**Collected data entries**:
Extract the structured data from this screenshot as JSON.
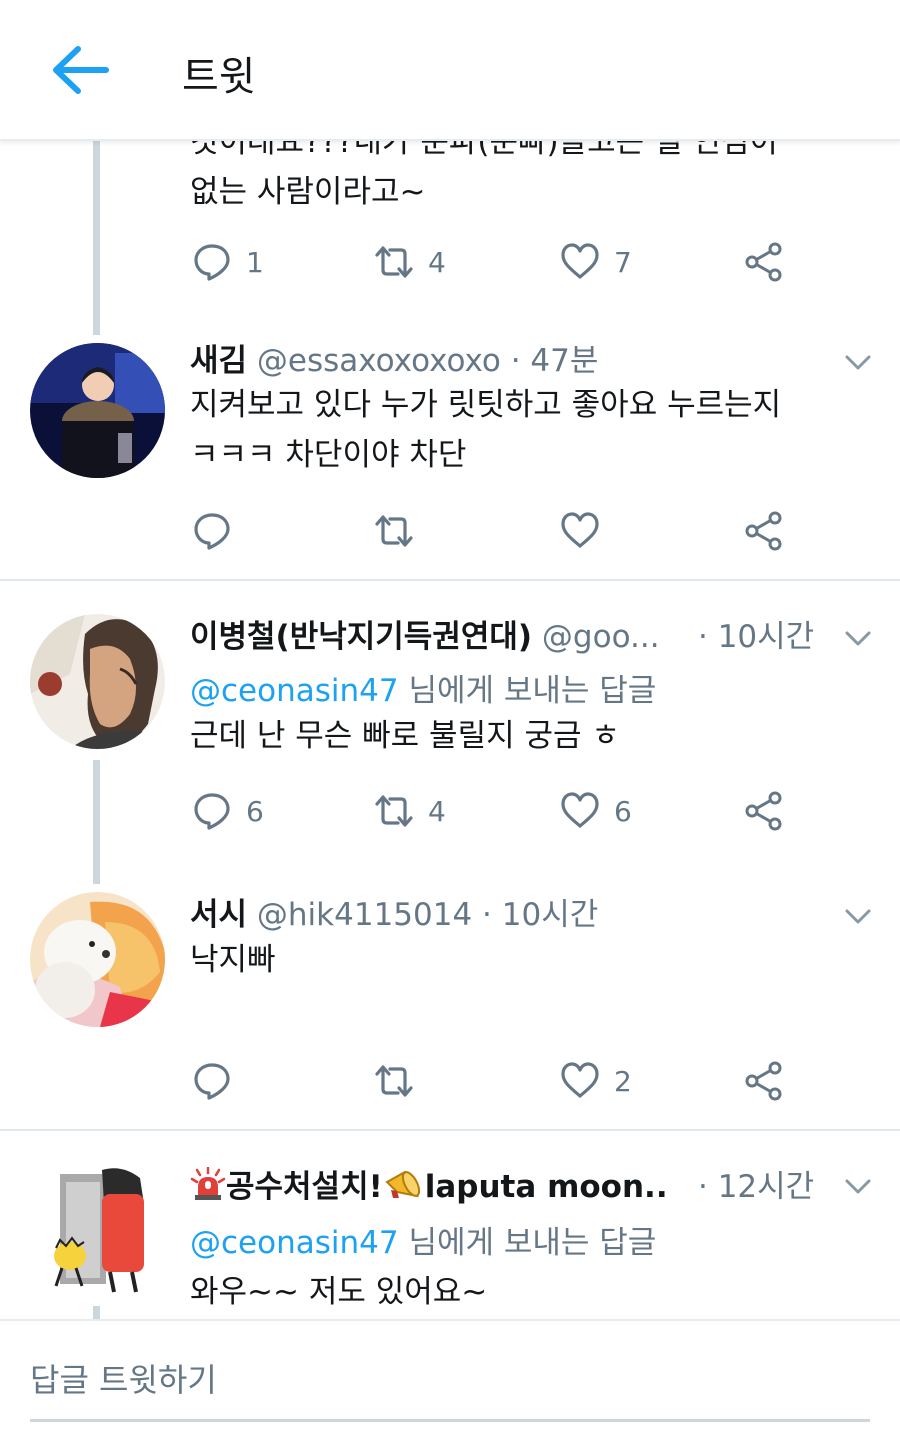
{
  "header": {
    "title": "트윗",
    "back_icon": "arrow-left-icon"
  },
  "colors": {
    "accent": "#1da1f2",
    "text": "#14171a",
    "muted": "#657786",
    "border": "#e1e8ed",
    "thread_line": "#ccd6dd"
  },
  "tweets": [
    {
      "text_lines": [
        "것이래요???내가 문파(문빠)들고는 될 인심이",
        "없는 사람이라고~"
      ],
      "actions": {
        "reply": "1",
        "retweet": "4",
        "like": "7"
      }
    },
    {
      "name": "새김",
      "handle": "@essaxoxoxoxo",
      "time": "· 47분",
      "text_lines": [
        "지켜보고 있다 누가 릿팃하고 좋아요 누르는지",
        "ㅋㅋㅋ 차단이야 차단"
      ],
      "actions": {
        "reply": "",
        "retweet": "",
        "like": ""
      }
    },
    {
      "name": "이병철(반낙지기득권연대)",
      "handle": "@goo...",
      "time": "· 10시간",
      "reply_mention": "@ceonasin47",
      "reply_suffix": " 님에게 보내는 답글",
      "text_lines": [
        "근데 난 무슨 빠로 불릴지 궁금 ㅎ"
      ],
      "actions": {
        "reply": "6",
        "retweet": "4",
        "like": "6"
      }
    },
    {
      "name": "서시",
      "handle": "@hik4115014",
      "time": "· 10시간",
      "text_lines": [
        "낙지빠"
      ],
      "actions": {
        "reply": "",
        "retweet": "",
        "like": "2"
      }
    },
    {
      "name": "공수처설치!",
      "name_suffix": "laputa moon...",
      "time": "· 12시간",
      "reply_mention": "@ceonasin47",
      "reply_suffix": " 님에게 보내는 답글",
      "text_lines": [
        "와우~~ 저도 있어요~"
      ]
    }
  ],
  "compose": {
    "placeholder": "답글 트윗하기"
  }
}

---

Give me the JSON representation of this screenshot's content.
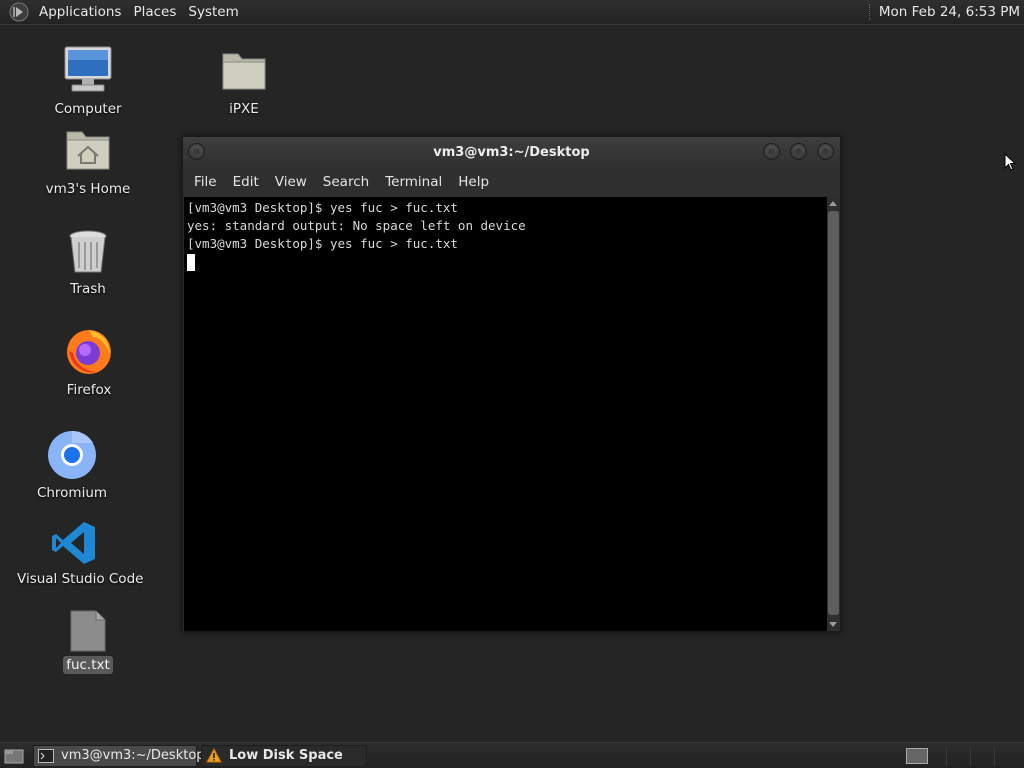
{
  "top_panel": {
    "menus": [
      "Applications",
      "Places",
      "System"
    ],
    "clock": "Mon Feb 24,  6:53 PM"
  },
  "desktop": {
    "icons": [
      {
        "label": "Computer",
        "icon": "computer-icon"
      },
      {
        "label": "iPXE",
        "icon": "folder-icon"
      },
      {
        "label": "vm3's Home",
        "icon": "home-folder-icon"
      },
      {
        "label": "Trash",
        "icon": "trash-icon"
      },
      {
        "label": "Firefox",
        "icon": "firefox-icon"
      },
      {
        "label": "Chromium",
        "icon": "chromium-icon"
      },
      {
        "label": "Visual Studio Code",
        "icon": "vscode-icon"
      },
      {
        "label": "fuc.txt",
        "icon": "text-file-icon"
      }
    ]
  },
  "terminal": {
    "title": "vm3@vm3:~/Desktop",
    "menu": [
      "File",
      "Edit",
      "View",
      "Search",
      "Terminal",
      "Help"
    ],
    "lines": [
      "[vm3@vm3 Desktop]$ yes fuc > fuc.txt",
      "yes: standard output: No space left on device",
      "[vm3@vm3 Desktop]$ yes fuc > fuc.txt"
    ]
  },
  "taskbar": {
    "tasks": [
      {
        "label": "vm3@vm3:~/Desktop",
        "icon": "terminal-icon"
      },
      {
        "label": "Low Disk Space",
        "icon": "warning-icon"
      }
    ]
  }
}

**TASK DIRECTIONS**: Go over the data above and copy every line that has the word "left" in it.

**TASK SOLUTION**:
    "back_icon": "arrow-left-icon"
      "yes: standard output: No space left on device",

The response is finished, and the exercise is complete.